*RECORDS SHOWN:*

-=-=-=-=-

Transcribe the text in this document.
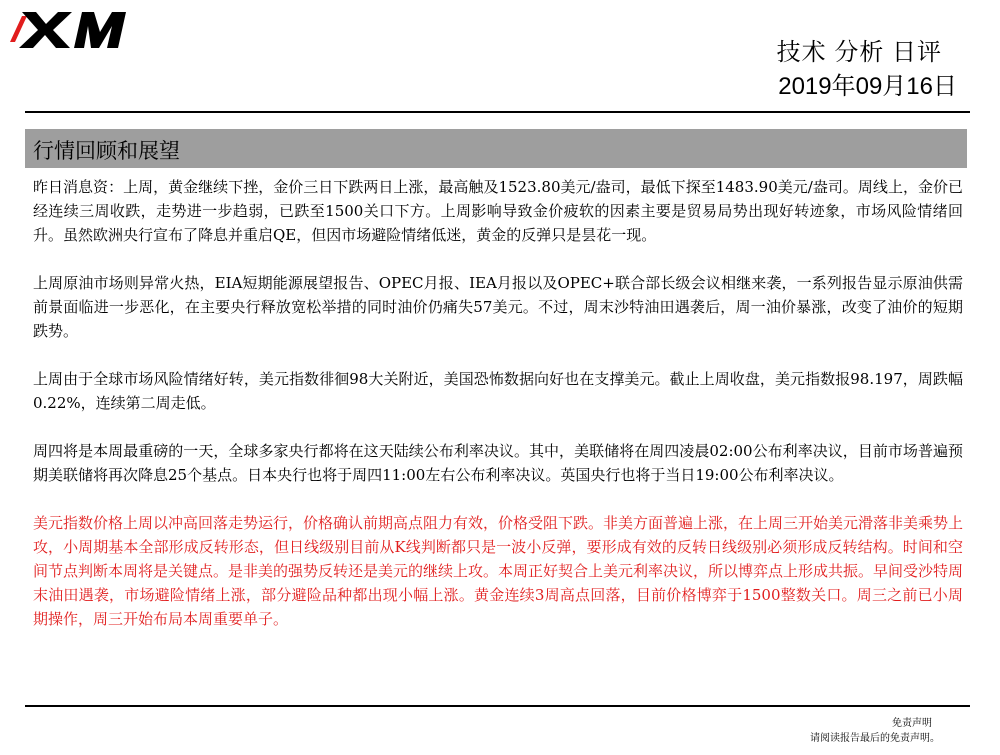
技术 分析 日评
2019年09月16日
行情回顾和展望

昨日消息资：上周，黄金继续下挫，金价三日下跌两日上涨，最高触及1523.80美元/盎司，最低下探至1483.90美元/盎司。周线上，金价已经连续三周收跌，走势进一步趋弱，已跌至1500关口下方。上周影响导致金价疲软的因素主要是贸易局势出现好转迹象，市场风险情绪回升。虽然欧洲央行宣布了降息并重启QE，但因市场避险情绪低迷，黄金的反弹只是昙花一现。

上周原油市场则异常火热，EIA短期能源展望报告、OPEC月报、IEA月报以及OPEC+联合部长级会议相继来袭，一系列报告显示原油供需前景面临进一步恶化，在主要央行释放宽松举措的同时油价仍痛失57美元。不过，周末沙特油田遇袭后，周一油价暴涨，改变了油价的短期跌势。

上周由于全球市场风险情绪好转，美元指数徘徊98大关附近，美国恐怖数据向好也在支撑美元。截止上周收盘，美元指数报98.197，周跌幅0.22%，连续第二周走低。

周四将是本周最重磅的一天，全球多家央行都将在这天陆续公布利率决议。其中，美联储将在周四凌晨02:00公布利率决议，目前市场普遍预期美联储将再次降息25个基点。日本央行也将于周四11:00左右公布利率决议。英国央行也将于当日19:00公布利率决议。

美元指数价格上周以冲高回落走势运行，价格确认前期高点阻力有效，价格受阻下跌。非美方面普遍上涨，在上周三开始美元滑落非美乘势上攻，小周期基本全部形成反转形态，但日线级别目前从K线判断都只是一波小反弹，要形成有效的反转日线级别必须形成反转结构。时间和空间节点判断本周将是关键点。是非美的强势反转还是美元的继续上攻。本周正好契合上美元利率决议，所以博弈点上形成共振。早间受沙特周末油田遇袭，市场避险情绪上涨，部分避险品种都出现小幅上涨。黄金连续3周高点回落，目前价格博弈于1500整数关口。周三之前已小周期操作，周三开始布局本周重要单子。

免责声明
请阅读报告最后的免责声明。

-=-=-=-=-

Give every line above again exactly, with no pictures.

Transcribe the text in this document.
技术 分析 日评
2019年09月16日
行情回顾和展望

昨日消息资：上周，黄金继续下挫，金价三日下跌两日上涨，最高触及1523.80美元/盎司，最低下探至1483.90美元/盎司。周线上，金价已经连续三周收跌，走势进一步趋弱，已跌至1500关口下方。上周影响导致金价疲软的因素主要是贸易局势出现好转迹象，市场风险情绪回升。虽然欧洲央行宣布了降息并重启QE，但因市场避险情绪低迷，黄金的反弹只是昙花一现。

上周原油市场则异常火热，EIA短期能源展望报告、OPEC月报、IEA月报以及OPEC+联合部长级会议相继来袭，一系列报告显示原油供需前景面临进一步恶化，在主要央行释放宽松举措的同时油价仍痛失57美元。不过，周末沙特油田遇袭后，周一油价暴涨，改变了油价的短期跌势。

上周由于全球市场风险情绪好转，美元指数徘徊98大关附近，美国恐怖数据向好也在支撑美元。截止上周收盘，美元指数报98.197，周跌幅0.22%，连续第二周走低。

周四将是本周最重磅的一天，全球多家央行都将在这天陆续公布利率决议。其中，美联储将在周四凌晨02:00公布利率决议，目前市场普遍预期美联储将再次降息25个基点。日本央行也将于周四11:00左右公布利率决议。英国央行也将于当日19:00公布利率决议。

美元指数价格上周以冲高回落走势运行，价格确认前期高点阻力有效，价格受阻下跌。非美方面普遍上涨，在上周三开始美元滑落非美乘势上攻，小周期基本全部形成反转形态，但日线级别目前从K线判断都只是一波小反弹，要形成有效的反转日线级别必须形成反转结构。时间和空间节点判断本周将是关键点。是非美的强势反转还是美元的继续上攻。本周正好契合上美元利率决议，所以博弈点上形成共振。早间受沙特周末油田遇袭，市场避险情绪上涨，部分避险品种都出现小幅上涨。黄金连续3周高点回落，目前价格博弈于1500整数关口。周三之前已小周期操作，周三开始布局本周重要单子。

免责声明
请阅读报告最后的免责声明。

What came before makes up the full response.